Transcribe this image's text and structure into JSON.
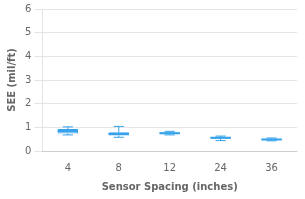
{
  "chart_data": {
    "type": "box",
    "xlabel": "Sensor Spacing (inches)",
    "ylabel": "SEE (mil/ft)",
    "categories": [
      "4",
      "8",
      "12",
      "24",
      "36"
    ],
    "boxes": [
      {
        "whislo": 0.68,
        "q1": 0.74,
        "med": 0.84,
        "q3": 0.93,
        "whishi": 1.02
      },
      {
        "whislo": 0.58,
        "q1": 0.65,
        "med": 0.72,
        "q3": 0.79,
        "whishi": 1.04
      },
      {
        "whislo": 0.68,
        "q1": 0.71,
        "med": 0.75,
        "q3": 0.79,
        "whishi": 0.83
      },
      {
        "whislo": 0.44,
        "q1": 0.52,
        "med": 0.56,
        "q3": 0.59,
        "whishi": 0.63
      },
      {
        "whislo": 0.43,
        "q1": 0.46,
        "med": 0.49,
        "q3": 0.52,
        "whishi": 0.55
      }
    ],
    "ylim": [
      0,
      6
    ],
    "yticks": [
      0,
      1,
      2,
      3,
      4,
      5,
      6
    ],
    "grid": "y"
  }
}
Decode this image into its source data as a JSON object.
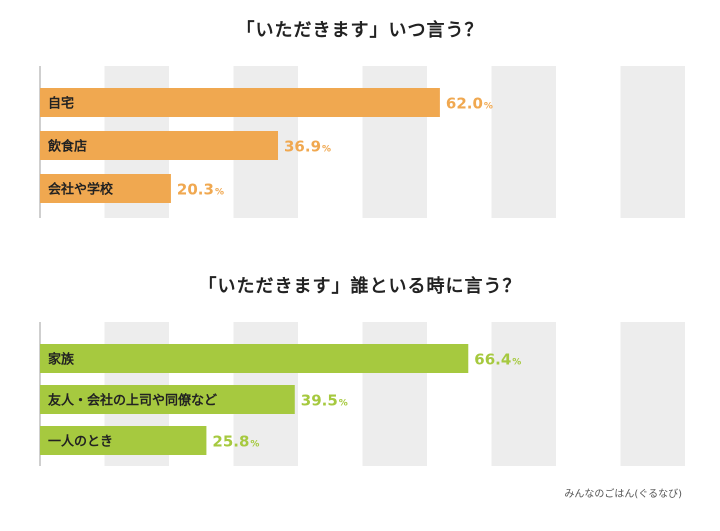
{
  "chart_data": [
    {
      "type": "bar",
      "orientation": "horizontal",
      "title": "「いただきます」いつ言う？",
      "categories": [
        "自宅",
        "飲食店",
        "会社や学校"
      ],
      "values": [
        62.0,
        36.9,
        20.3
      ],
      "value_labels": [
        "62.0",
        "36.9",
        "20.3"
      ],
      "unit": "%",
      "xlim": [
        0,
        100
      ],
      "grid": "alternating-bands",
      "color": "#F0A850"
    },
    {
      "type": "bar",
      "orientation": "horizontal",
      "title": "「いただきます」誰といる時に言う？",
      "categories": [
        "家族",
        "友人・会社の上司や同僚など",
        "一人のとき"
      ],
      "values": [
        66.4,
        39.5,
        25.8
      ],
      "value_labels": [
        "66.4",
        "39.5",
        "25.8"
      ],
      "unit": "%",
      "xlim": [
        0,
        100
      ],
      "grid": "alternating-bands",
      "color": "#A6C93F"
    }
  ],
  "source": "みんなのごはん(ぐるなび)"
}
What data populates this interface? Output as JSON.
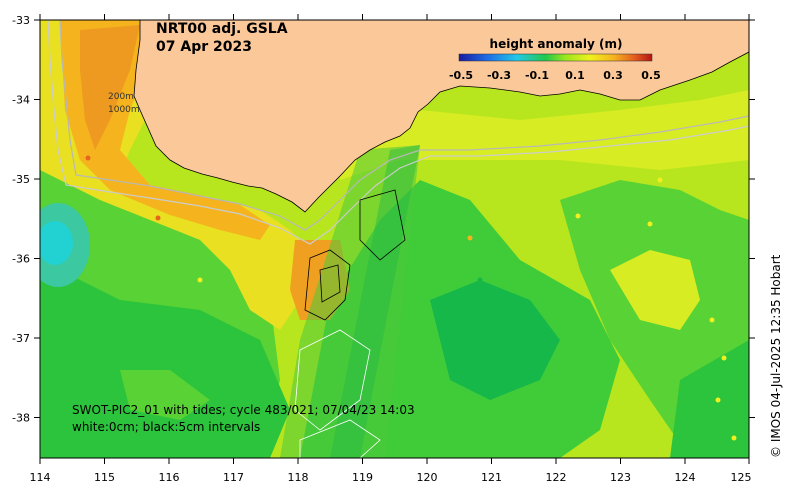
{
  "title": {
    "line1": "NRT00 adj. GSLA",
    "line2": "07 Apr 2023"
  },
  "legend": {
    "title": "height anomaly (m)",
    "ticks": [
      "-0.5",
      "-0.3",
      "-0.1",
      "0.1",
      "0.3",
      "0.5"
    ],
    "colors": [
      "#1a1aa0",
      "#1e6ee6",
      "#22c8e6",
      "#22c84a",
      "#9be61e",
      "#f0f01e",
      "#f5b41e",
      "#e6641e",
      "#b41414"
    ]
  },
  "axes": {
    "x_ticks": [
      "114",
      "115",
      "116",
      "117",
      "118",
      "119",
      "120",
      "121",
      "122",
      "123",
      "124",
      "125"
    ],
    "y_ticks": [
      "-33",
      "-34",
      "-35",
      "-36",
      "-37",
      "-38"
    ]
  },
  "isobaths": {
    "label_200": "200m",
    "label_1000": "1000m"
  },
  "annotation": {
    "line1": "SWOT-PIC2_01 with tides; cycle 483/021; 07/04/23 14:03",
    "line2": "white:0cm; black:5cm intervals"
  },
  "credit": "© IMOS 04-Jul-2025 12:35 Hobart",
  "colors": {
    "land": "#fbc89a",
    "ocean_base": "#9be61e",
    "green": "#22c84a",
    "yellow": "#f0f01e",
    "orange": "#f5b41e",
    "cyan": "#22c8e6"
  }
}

· · · · ·

→ **Problem description**
Provide only the number of lines in the records containing the string "title".

→ **Final answer**
4